§ Required action 1: According to the Equality Trust statement on Liz Truss's first speech as Prime Minister, for how long does she plan to freeze household energy prices?
§ Required action 2: Extend the Equality Trust statement on Liz Truss's first speech as Prime Minister by writing the passage that would follow its final sentence.

Document segment section start

The Equality Trust responds to Liz Truss’s first speech as Prime Minister

Responding to Liz Truss first speech as Prime Minister, Jo Wittams, Co Executive Director of The Equality Trust, said:

“Whilst many will be relieved that Liz Truss plans to freeze household energy prices for 18 months, this is just a sticking plaster which doesn’t deal with the structural issues within our unequal economy. 

Far too many people are battling the continuous cost of an inequality crisis which is a direct result of our broken economy. Decades of low paid jobs and stagnant wages have failed to provide the basics of a roof over people’s head and put food on the table, while at the same time the 1% has accumulated skyrocketing levels of wealth. 

Her plans for delivering on the economy, on energy, and on the NHS, cannot be achieved without tackling our country’s high and entrenched levels of inequality. 

As a new government forms under her leadership, we call for a strategy that commits to a dismantling of structural inequalities. We need a progressive tax and social security system – including a wealth tax, commencement of the Socio-Economic Duty in England and to rethink the ownership structure of utility companies to improve the quality of life for everyone in the UK.

Document segment section end
Material shown section start

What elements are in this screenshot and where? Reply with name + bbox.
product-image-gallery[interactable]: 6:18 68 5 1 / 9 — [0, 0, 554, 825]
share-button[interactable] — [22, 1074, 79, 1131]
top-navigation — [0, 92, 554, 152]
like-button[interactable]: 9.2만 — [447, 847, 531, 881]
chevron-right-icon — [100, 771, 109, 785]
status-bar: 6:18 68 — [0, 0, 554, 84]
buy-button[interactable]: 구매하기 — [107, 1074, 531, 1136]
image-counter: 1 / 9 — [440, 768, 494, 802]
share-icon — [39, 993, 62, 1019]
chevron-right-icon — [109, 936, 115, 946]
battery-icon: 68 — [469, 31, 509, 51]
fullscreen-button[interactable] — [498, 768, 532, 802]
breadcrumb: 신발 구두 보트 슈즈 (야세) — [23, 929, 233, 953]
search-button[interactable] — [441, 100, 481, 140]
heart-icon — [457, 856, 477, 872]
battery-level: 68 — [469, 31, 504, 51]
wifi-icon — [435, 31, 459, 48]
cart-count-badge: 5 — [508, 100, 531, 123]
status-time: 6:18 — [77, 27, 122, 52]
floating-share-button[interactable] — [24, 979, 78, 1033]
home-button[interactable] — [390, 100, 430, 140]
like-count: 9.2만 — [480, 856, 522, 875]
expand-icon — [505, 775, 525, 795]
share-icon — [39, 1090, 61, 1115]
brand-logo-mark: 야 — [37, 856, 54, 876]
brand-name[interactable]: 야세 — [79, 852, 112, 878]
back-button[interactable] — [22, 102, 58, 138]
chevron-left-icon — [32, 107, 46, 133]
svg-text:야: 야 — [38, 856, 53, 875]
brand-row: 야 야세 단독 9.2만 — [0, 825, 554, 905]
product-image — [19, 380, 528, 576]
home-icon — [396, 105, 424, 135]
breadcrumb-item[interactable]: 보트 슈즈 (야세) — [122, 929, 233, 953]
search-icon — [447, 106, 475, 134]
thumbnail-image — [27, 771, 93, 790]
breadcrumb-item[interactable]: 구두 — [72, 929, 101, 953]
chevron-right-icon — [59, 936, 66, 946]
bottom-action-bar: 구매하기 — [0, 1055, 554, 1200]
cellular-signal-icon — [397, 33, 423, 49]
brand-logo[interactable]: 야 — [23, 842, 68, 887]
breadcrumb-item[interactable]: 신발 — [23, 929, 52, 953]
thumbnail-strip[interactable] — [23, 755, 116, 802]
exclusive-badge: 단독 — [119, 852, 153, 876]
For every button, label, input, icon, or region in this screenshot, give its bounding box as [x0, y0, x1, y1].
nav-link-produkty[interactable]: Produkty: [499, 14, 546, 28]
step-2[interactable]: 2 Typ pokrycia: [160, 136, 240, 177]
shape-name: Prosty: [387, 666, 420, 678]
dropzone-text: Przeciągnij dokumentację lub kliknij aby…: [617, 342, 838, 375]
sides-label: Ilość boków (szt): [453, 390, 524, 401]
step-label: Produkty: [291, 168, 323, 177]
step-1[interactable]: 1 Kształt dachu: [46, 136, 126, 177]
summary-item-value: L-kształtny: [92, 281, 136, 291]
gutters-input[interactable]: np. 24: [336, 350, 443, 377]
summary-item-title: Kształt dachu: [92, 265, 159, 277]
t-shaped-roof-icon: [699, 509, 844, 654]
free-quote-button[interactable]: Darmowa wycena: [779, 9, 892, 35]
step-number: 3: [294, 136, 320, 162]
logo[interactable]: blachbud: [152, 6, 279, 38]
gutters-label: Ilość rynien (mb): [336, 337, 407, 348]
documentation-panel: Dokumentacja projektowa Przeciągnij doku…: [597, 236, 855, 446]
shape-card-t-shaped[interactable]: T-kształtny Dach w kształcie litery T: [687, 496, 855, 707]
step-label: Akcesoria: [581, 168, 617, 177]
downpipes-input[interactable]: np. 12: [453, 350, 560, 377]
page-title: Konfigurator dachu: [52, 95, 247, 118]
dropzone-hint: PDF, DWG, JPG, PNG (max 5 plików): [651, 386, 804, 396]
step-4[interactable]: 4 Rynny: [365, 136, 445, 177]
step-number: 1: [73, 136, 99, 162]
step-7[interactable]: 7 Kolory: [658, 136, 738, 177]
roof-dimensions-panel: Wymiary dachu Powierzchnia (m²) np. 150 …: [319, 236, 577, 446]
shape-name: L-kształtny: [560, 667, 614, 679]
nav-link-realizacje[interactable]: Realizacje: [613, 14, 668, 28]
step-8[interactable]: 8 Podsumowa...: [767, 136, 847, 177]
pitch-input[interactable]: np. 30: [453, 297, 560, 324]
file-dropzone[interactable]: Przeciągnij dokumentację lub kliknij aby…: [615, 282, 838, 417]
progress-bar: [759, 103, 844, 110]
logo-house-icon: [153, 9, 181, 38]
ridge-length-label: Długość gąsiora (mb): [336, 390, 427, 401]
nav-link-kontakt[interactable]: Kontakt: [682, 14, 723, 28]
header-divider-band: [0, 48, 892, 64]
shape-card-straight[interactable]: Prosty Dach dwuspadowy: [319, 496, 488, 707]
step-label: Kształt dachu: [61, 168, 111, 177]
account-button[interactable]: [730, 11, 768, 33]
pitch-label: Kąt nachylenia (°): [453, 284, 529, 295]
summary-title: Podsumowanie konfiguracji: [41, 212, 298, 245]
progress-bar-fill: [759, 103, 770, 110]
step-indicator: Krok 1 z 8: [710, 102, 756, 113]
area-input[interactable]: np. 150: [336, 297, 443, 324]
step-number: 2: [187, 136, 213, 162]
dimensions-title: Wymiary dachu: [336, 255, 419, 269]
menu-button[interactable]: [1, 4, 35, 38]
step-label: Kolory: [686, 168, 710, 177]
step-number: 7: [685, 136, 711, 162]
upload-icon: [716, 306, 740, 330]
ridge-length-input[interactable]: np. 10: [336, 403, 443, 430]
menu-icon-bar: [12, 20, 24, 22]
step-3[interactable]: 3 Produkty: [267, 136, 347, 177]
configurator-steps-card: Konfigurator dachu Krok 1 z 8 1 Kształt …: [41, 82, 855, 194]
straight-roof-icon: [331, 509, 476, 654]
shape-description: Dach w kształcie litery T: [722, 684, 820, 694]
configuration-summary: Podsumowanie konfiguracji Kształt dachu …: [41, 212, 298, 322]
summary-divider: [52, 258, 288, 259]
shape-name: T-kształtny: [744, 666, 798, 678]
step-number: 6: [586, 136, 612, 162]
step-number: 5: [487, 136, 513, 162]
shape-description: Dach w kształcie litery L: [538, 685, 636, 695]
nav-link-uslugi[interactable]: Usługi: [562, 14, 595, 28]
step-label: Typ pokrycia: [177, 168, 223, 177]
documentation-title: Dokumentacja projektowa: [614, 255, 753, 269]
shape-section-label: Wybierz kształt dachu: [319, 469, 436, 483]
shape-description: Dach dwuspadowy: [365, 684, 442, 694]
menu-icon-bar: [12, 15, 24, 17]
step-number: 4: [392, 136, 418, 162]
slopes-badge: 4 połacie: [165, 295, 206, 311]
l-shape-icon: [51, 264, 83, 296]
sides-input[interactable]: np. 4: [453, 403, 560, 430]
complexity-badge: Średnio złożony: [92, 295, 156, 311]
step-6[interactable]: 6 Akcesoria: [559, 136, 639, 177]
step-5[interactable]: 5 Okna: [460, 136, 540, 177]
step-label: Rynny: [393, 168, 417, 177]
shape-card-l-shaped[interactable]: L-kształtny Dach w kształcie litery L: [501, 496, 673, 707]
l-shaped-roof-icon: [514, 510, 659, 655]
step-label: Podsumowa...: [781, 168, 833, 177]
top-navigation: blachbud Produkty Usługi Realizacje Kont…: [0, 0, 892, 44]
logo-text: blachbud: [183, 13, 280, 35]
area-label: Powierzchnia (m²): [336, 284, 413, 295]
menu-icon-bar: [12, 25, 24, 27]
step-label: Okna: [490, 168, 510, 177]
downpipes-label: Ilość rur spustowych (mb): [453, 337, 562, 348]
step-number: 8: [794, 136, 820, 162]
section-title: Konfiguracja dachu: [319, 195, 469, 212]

Material shown section end

§ Expected answer 1: For 18 months.

§ Expected answer 2:
We cannot continue to leave households and businesses to face crises with the bare minimum of support in one of the richest countries in the world. It’s clear that more equal countries see better physical and mental health, better educational outcomes, and lower levels of violence. Now is a critical point in whether households and businesses will be able to survive the winter. We encourage the new government to be bold and tackle the rampant inequality at the heart of society.”


Note to editors 

1- The Equality Trust is the national registered charity that works to improve the quality of life in the UK by reducing social and economic inequalities. For further comments or to arrange an interview, contact

2- The Socio-Economic Duty ensures that public authorities have to have due regard to socio-economic inequalities in their decision making.